--- begin Records shown ---

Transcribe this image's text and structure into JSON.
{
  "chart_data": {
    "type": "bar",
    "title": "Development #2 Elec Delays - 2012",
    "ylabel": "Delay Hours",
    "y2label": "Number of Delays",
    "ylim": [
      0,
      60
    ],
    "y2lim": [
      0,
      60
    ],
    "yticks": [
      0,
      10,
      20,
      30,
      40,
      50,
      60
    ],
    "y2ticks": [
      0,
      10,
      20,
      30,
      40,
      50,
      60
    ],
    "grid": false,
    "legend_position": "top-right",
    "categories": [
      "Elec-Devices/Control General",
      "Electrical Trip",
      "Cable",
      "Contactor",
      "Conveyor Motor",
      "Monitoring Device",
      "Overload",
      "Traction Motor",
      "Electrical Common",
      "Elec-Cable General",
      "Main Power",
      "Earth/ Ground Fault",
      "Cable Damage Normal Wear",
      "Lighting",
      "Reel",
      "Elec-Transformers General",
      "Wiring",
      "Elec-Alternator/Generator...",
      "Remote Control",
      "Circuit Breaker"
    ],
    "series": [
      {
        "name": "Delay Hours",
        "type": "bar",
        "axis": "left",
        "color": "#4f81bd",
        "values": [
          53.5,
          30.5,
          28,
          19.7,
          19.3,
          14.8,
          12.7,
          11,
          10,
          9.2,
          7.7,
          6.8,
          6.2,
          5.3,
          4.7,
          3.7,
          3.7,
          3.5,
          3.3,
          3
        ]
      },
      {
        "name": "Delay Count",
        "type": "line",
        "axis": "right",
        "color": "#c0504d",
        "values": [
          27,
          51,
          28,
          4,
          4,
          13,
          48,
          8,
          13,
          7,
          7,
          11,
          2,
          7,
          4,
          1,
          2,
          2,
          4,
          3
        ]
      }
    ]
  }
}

--- end Records shown ---

- [Objective] All lines that include "Cable" are to be gathered and copied.

- [Written reply]
      "Cable",
      "Elec-Cable General",
      "Cable Damage Normal Wear",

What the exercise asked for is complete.